_YOUR GOAL_. Return the whole listing, keeping every character the same.

_LISTING_.
+ + + + +
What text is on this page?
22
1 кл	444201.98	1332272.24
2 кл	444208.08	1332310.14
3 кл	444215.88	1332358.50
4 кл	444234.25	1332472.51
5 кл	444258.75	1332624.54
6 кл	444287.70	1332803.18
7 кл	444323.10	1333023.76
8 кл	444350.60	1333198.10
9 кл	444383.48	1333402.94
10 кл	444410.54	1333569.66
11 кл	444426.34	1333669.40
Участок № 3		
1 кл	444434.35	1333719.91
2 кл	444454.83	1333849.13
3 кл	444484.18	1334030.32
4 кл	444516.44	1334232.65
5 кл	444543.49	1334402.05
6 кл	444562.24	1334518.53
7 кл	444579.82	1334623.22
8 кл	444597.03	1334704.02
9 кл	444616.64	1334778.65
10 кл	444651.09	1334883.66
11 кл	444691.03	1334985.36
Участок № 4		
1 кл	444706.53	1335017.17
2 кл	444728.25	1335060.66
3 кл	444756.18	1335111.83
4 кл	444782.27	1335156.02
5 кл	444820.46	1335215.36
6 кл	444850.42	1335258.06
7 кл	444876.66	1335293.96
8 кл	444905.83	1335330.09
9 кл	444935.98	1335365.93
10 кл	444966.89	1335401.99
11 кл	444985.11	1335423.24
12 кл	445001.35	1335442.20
+ + + + +
_SOLVED PROBLEM_.
What text is on this page?
22
1 кл	444201.98	1332272.24
2 кл	444208.08	1332310.14
3 кл	444215.88	1332358.50
4 кл	444234.25	1332472.51
5 кл	444258.75	1332624.54
6 кл	444287.70	1332803.18
7 кл	444323.10	1333023.76
8 кл	444350.60	1333198.10
9 кл	444383.48	1333402.94
10 кл	444410.54	1333569.66
11 кл	444426.34	1333669.40
Участок № 3		
1 кл	444434.35	1333719.91
2 кл	444454.83	1333849.13
3 кл	444484.18	1334030.32
4 кл	444516.44	1334232.65
5 кл	444543.49	1334402.05
6 кл	444562.24	1334518.53
7 кл	444579.82	1334623.22
8 кл	444597.03	1334704.02
9 кл	444616.64	1334778.65
10 кл	444651.09	1334883.66
11 кл	444691.03	1334985.36
Участок № 4		
1 кл	444706.53	1335017.17
2 кл	444728.25	1335060.66
3 кл	444756.18	1335111.83
4 кл	444782.27	1335156.02
5 кл	444820.46	1335215.36
6 кл	444850.42	1335258.06
7 кл	444876.66	1335293.96
8 кл	444905.83	1335330.09
9 кл	444935.98	1335365.93
10 кл	444966.89	1335401.99
11 кл	444985.11	1335423.24
12 кл	445001.35	1335442.20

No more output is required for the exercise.